* **Given problem**
The data below should be printed in full, exactly, and without any of its images.

════

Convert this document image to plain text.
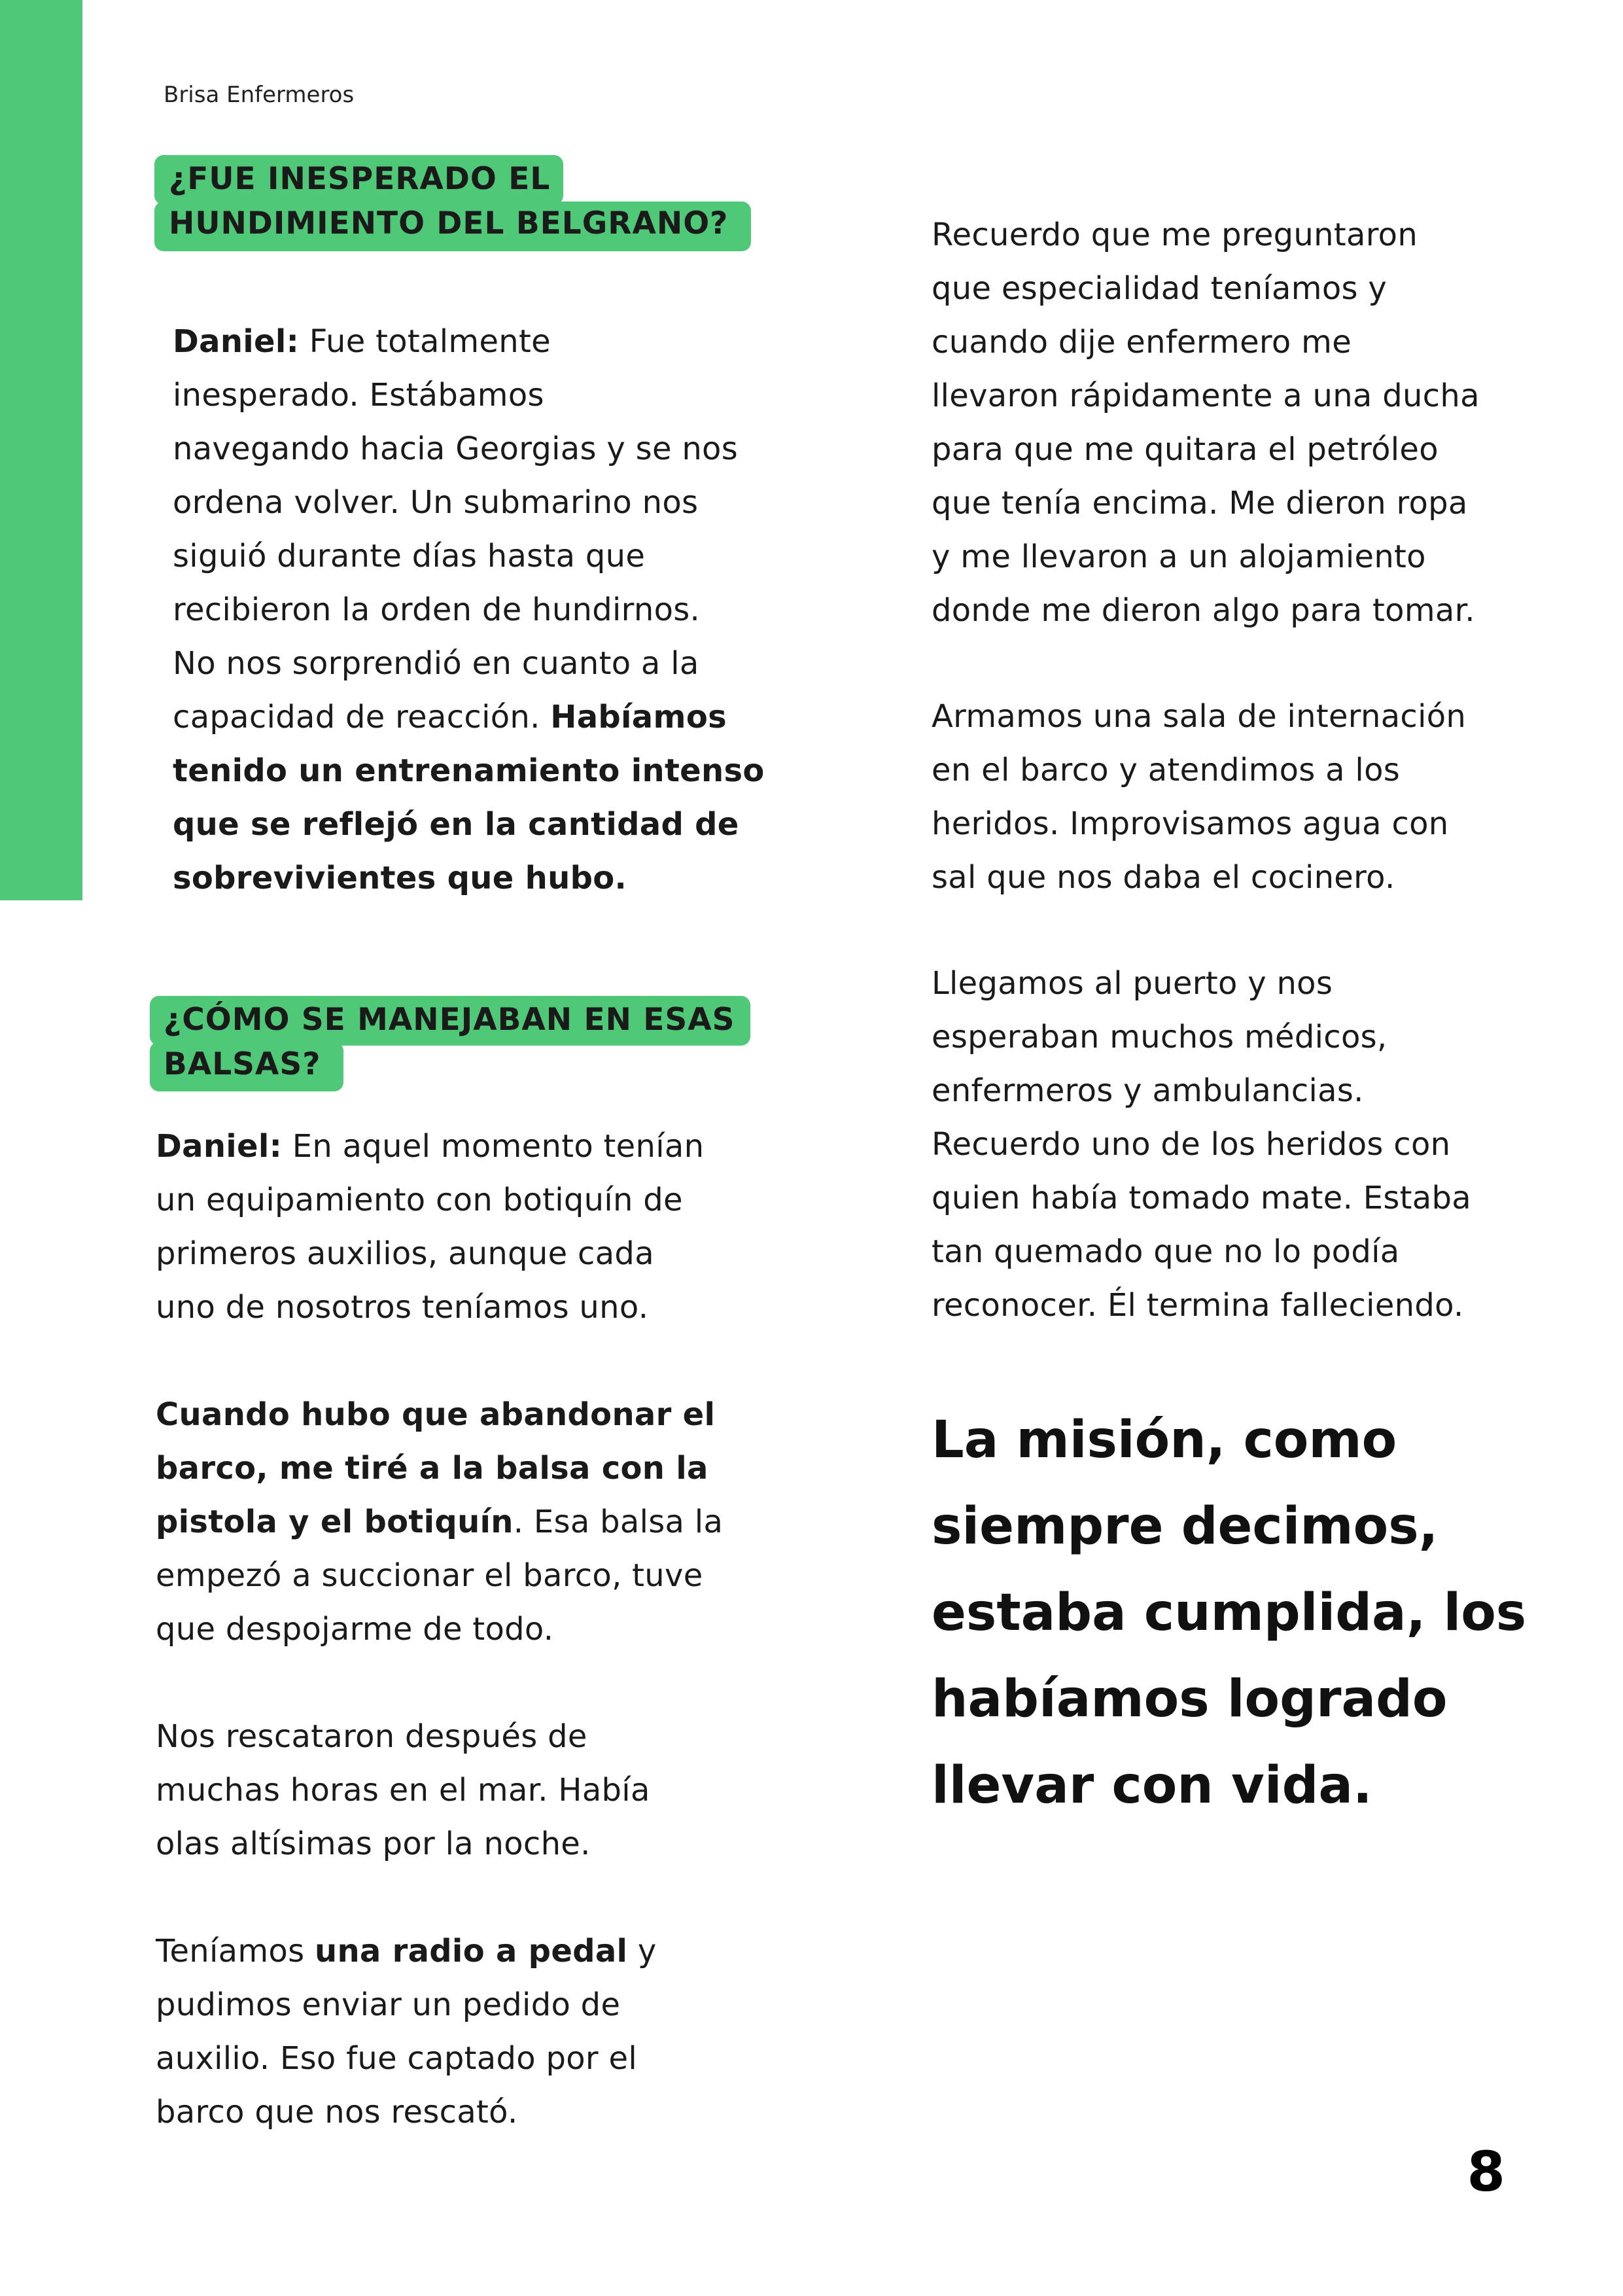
Brisa Enfermeros
¿FUE INESPERADO EL
HUNDIMIENTO DEL BELGRANO?
Daniel: Fue totalmente
inesperado. Estábamos
navegando hacia Georgias y se nos
ordena volver. Un submarino nos
siguió durante días hasta que
recibieron la orden de hundirnos.
No nos sorprendió en cuanto a la
capacidad de reacción. Habíamos
tenido un entrenamiento intenso
que se reflejó en la cantidad de
sobrevivientes que hubo.
¿CÓMO SE MANEJABAN EN ESAS
BALSAS?
Daniel: En aquel momento tenían
un equipamiento con botiquín de
primeros auxilios, aunque cada
uno de nosotros teníamos uno.
Cuando hubo que abandonar el
barco, me tiré a la balsa con la
pistola y el botiquín. Esa balsa la
empezó a succionar el barco, tuve
que despojarme de todo.
Nos rescataron después de
muchas horas en el mar. Había
olas altísimas por la noche.
Teníamos una radio a pedal y
pudimos enviar un pedido de
auxilio. Eso fue captado por el
barco que nos rescató.
Recuerdo que me preguntaron
que especialidad teníamos y
cuando dije enfermero me
llevaron rápidamente a una ducha
para que me quitara el petróleo
que tenía encima. Me dieron ropa
y me llevaron a un alojamiento
donde me dieron algo para tomar.
Armamos una sala de internación
en el barco y atendimos a los
heridos. Improvisamos agua con
sal que nos daba el cocinero.
Llegamos al puerto y nos
esperaban muchos médicos,
enfermeros y ambulancias.
Recuerdo uno de los heridos con
quien había tomado mate. Estaba
tan quemado que no lo podía
reconocer. Él termina falleciendo.
La misión, como
siempre decimos,
estaba cumplida, los
habíamos logrado
llevar con vida.
8
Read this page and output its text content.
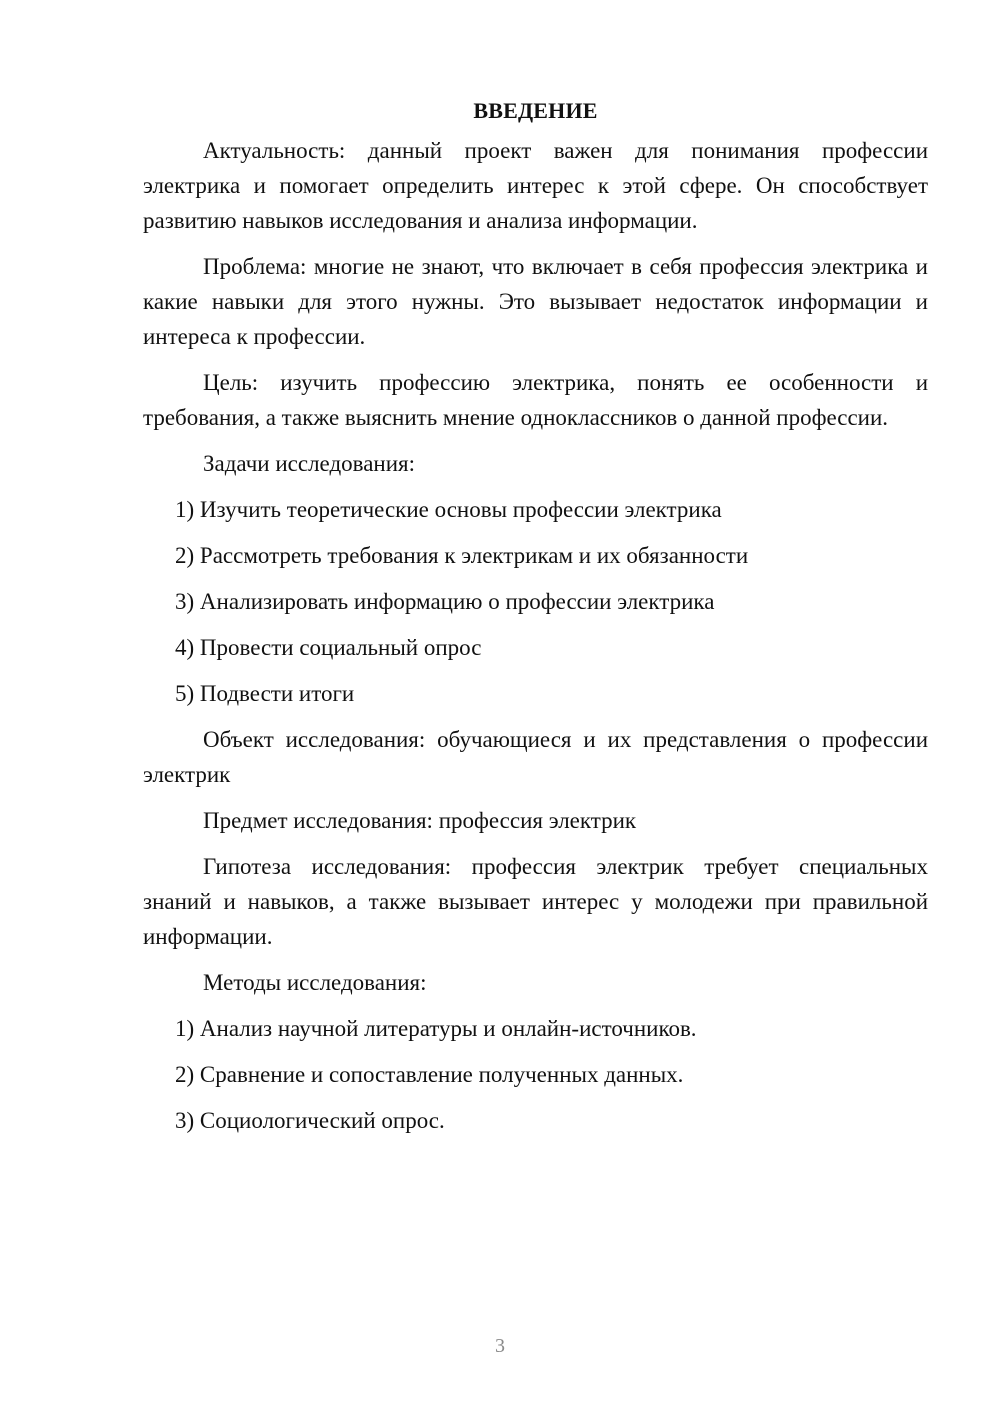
ВВЕДЕНИЕ

Актуальность: данный проект важен для понимания профессии электрика и помогает определить интерес к этой сфере. Он способствует развитию навыков исследования и анализа информации.

Проблема: многие не знают, что включает в себя профессия электрика и какие навыки для этого нужны. Это вызывает недостаток информации и интереса к профессии.

Цель: изучить профессию электрика, понять ее особенности и требования, а также выяснить мнение одноклассников о данной профессии.

Задачи исследования:

1) Изучить теоретические основы профессии электрика
2) Рассмотреть требования к электрикам и их обязанности
3) Анализировать информацию о профессии электрика
4) Провести социальный опрос
5) Подвести итоги

Объект исследования: обучающиеся и их представления о профессии электрик

Предмет исследования: профессия электрик

Гипотеза исследования: профессия электрик требует специальных знаний и навыков, а также вызывает интерес у молодежи при правильной информации.

Методы исследования:

1) Анализ научной литературы и онлайн-источников.
2) Сравнение и сопоставление полученных данных.
3) Социологический опрос.
3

════

* **Written solution**
Convert this document image to plain text.
Brisa Enfermeros
¿FUE INESPERADO EL
HUNDIMIENTO DEL BELGRANO?
Daniel: Fue totalmente
inesperado. Estábamos
navegando hacia Georgias y se nos
ordena volver. Un submarino nos
siguió durante días hasta que
recibieron la orden de hundirnos.
No nos sorprendió en cuanto a la
capacidad de reacción. Habíamos
tenido un entrenamiento intenso
que se reflejó en la cantidad de
sobrevivientes que hubo.
¿CÓMO SE MANEJABAN EN ESAS
BALSAS?
Daniel: En aquel momento tenían
un equipamiento con botiquín de
primeros auxilios, aunque cada
uno de nosotros teníamos uno.
Cuando hubo que abandonar el
barco, me tiré a la balsa con la
pistola y el botiquín. Esa balsa la
empezó a succionar el barco, tuve
que despojarme de todo.
Nos rescataron después de
muchas horas en el mar. Había
olas altísimas por la noche.
Teníamos una radio a pedal y
pudimos enviar un pedido de
auxilio. Eso fue captado por el
barco que nos rescató.
Recuerdo que me preguntaron
que especialidad teníamos y
cuando dije enfermero me
llevaron rápidamente a una ducha
para que me quitara el petróleo
que tenía encima. Me dieron ropa
y me llevaron a un alojamiento
donde me dieron algo para tomar.
Armamos una sala de internación
en el barco y atendimos a los
heridos. Improvisamos agua con
sal que nos daba el cocinero.
Llegamos al puerto y nos
esperaban muchos médicos,
enfermeros y ambulancias.
Recuerdo uno de los heridos con
quien había tomado mate. Estaba
tan quemado que no lo podía
reconocer. Él termina falleciendo.
La misión, como
siempre decimos,
estaba cumplida, los
habíamos logrado
llevar con vida.
8
Read this page and output its text content.
ВВЕДЕНИЕ

Актуальность: данный проект важен для понимания профессии электрика и помогает определить интерес к этой сфере. Он способствует развитию навыков исследования и анализа информации.

Проблема: многие не знают, что включает в себя профессия электрика и какие навыки для этого нужны. Это вызывает недостаток информации и интереса к профессии.

Цель: изучить профессию электрика, понять ее особенности и требования, а также выяснить мнение одноклассников о данной профессии.

Задачи исследования:

1) Изучить теоретические основы профессии электрика
2) Рассмотреть требования к электрикам и их обязанности
3) Анализировать информацию о профессии электрика
4) Провести социальный опрос
5) Подвести итоги

Объект исследования: обучающиеся и их представления о профессии электрик

Предмет исследования: профессия электрик

Гипотеза исследования: профессия электрик требует специальных знаний и навыков, а также вызывает интерес у молодежи при правильной информации.

Методы исследования:

1) Анализ научной литературы и онлайн-источников.
2) Сравнение и сопоставление полученных данных.
3) Социологический опрос.
3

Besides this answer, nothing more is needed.